Отрывок -
○ ○ ○ ○

И вот тут-то возникает соблазн: разделить в себе хорошее и дурное и вести двойную жизнь. Не получается справиться с грехом, то и не мучайся, греши. Только так, чтобы незаметно. Найди варианты. Заглаживай свои тайные грехи видимыми всем благодеяниями — в надежде, что там, за гробом, это все как-то уравновесится.
Надежда наивная. Мне тут сразу вспомнилась история из студенческой молодости, когда я помогал одной знакомой учительнице водить ее пятиклашек в поход. Там, в походе, им поручили сварить кашу, и они бухнули в котелок слишком много соли. Что делать? Надо как-то уравновесить! И дети бухнули туда сахар, чтобы побороть соленость. Но перестарались, получилось слишком сладко, и тогда они добавили еще соли. И так добавляли то соли, то сахара, пока не израсходовали все запасы. Кашу пришлось выбрасывать.
Так же и с попыткой загладить свои грехи добрыми делами (например, благотворительностью, пожертвованием на храм и так далее). Для вечной жизни-то страшны даже не сами по себе эти грехи, а те дырки, которые они прожигают в душе. Для зашивания дырки христианство знает лишь один способ: прибегнуть к таинству покаяния и в дальнейшем воздерживаться от этого греха.
Но это же так трудно, так долго... гораздо приятнее, с одной стороны, реализовывать свои темные поползновения, подкармливать своего внутреннего зверя, а с другой — сохранять вид благопристойности. Далеко не каждый готов с головой кинуться во все тяжкие: перед людьми же будет неудобно, да и вполне возможны неприятности с законом. А вот если тайно, как-нибудь анонимно...

○ ○ ○ ○

Условия задания -
a: Что в итоге пришлось сделать с кашей из истории о походе, судя по отрывку?
b: Назовите всех участников похода, которые упоминаются в отрывке.
c: Объясните по отрывку, почему далеко не каждый готов открыто «кинуться во все тяжкие».

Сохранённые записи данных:

○ ○ ○ ○

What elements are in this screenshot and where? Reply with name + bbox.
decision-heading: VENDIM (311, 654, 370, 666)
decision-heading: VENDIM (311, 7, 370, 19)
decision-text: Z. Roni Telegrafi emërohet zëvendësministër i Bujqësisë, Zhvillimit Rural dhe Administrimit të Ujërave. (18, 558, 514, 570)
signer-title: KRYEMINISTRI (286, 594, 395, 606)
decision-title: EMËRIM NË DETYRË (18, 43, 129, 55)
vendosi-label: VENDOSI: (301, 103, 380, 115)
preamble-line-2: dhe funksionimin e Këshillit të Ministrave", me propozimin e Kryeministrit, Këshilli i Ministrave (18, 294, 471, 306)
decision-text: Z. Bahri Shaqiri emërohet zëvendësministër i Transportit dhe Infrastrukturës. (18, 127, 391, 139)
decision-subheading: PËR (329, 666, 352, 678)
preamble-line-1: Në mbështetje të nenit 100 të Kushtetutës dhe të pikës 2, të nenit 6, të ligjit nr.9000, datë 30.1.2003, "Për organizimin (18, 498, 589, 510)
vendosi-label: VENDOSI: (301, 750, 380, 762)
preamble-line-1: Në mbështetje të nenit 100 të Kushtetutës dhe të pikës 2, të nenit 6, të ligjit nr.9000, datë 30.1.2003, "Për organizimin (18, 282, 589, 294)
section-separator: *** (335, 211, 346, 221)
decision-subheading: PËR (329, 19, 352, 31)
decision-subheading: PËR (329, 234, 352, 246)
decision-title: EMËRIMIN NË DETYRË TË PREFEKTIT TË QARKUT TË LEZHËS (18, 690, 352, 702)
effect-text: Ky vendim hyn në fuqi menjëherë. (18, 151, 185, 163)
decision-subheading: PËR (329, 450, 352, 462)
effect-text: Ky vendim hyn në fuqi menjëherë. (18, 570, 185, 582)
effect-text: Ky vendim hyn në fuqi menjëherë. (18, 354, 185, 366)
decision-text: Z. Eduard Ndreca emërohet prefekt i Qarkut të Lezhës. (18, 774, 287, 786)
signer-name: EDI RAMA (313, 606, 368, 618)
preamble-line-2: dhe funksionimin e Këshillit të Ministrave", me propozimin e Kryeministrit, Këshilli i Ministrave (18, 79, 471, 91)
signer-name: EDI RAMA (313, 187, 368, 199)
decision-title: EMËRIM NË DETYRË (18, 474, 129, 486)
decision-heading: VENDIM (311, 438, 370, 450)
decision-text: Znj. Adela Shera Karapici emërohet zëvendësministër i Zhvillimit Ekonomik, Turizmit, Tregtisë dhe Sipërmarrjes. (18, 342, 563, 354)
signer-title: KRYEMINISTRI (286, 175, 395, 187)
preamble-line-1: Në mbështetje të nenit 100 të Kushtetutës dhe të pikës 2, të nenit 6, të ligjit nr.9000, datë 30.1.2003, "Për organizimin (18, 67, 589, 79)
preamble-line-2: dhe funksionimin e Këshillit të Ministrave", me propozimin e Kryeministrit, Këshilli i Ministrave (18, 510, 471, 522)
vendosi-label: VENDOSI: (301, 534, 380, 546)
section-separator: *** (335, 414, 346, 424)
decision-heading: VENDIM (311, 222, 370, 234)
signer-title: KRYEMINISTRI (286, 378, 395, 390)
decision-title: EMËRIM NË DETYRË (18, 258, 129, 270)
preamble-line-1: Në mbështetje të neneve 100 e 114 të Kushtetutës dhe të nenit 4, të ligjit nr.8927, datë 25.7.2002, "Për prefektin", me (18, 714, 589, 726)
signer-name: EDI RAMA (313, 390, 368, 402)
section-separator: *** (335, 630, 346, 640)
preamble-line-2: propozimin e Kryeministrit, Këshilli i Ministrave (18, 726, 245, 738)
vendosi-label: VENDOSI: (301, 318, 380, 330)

○ ○ ○ ○

Ответы -
a: Кашу пришлось выбросить.

b: Рассказчик, знакомая ему учительница и её пятиклассники.

c: Перед людьми будет неудобно, и вполне возможны неприятности с законом.